Return verbatim the run of lines that opens with the line holding "Type out the text in this image." and closes with the last line of the records.
● ● ● ●
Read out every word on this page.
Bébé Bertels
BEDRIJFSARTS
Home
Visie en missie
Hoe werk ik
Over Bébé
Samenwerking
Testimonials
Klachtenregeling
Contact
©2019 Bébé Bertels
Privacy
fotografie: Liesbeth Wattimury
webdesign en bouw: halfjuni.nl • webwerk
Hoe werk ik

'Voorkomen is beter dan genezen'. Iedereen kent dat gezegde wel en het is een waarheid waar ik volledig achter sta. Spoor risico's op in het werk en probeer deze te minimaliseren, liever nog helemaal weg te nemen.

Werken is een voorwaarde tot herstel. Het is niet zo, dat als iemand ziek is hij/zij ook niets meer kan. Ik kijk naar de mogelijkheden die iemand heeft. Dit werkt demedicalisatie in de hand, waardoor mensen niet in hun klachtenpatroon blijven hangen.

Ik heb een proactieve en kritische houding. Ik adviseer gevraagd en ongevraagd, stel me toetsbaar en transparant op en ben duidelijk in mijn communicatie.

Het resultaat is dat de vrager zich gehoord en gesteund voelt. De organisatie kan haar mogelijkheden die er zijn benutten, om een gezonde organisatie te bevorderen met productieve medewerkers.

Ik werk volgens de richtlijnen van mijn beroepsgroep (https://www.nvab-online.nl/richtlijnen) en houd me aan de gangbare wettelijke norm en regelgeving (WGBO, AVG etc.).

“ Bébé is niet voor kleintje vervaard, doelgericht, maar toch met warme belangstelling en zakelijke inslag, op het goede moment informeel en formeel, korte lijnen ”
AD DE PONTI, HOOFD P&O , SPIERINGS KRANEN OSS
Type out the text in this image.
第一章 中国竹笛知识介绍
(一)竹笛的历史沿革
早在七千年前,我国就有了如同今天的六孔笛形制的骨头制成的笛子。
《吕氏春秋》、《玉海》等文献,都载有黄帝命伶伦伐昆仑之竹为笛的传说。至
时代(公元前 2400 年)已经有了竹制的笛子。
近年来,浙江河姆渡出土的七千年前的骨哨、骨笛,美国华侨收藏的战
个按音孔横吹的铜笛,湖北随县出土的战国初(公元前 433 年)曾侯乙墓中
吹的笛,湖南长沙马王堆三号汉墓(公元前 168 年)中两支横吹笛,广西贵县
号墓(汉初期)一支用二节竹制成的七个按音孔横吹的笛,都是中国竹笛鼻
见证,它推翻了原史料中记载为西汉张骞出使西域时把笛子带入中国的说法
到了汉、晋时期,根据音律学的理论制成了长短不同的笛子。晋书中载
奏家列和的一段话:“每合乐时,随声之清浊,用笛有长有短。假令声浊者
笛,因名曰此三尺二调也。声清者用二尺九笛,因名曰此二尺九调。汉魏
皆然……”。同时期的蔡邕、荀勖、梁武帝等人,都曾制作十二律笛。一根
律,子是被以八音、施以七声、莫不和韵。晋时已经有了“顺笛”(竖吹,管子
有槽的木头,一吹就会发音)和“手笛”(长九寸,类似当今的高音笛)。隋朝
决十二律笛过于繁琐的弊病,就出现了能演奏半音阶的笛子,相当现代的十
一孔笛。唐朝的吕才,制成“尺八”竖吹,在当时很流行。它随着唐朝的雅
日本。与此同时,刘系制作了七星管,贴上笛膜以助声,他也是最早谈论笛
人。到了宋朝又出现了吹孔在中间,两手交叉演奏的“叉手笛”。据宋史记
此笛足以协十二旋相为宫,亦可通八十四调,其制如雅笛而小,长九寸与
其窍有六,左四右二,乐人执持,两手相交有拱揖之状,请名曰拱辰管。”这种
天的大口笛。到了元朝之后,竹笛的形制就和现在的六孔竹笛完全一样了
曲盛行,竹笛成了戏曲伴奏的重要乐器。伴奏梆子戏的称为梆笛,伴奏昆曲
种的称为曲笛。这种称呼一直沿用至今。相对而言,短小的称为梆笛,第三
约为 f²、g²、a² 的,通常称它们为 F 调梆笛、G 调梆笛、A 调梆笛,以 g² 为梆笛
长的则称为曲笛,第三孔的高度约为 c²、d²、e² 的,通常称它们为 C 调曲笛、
● ● ● ●
**Answer for the task:**
Type out the text in this image.
第一章 中国竹笛知识介绍
(一)竹笛的历史沿革
早在七千年前,我国就有了如同今天的六孔笛形制的骨头制成的笛子。
《吕氏春秋》、《玉海》等文献,都载有黄帝命伶伦伐昆仑之竹为笛的传说。至
时代(公元前 2400 年)已经有了竹制的笛子。
近年来,浙江河姆渡出土的七千年前的骨哨、骨笛,美国华侨收藏的战
个按音孔横吹的铜笛,湖北随县出土的战国初(公元前 433 年)曾侯乙墓中
吹的笛,湖南长沙马王堆三号汉墓(公元前 168 年)中两支横吹笛,广西贵县
号墓(汉初期)一支用二节竹制成的七个按音孔横吹的笛,都是中国竹笛鼻
见证,它推翻了原史料中记载为西汉张骞出使西域时把笛子带入中国的说法
到了汉、晋时期,根据音律学的理论制成了长短不同的笛子。晋书中载
奏家列和的一段话:“每合乐时,随声之清浊,用笛有长有短。假令声浊者
笛,因名曰此三尺二调也。声清者用二尺九笛,因名曰此二尺九调。汉魏
皆然……”。同时期的蔡邕、荀勖、梁武帝等人,都曾制作十二律笛。一根
律,子是被以八音、施以七声、莫不和韵。晋时已经有了“顺笛”(竖吹,管子
有槽的木头,一吹就会发音)和“手笛”(长九寸,类似当今的高音笛)。隋朝
决十二律笛过于繁琐的弊病,就出现了能演奏半音阶的笛子,相当现代的十
一孔笛。唐朝的吕才,制成“尺八”竖吹,在当时很流行。它随着唐朝的雅
日本。与此同时,刘系制作了七星管,贴上笛膜以助声,他也是最早谈论笛
人。到了宋朝又出现了吹孔在中间,两手交叉演奏的“叉手笛”。据宋史记
此笛足以协十二旋相为宫,亦可通八十四调,其制如雅笛而小,长九寸与
其窍有六,左四右二,乐人执持,两手相交有拱揖之状,请名曰拱辰管。”这种
天的大口笛。到了元朝之后,竹笛的形制就和现在的六孔竹笛完全一样了
曲盛行,竹笛成了戏曲伴奏的重要乐器。伴奏梆子戏的称为梆笛,伴奏昆曲
种的称为曲笛。这种称呼一直沿用至今。相对而言,短小的称为梆笛,第三
约为 f²、g²、a² 的,通常称它们为 F 调梆笛、G 调梆笛、A 调梆笛,以 g² 为梆笛
长的则称为曲笛,第三孔的高度约为 c²、d²、e² 的,通常称它们为 C 调曲笛、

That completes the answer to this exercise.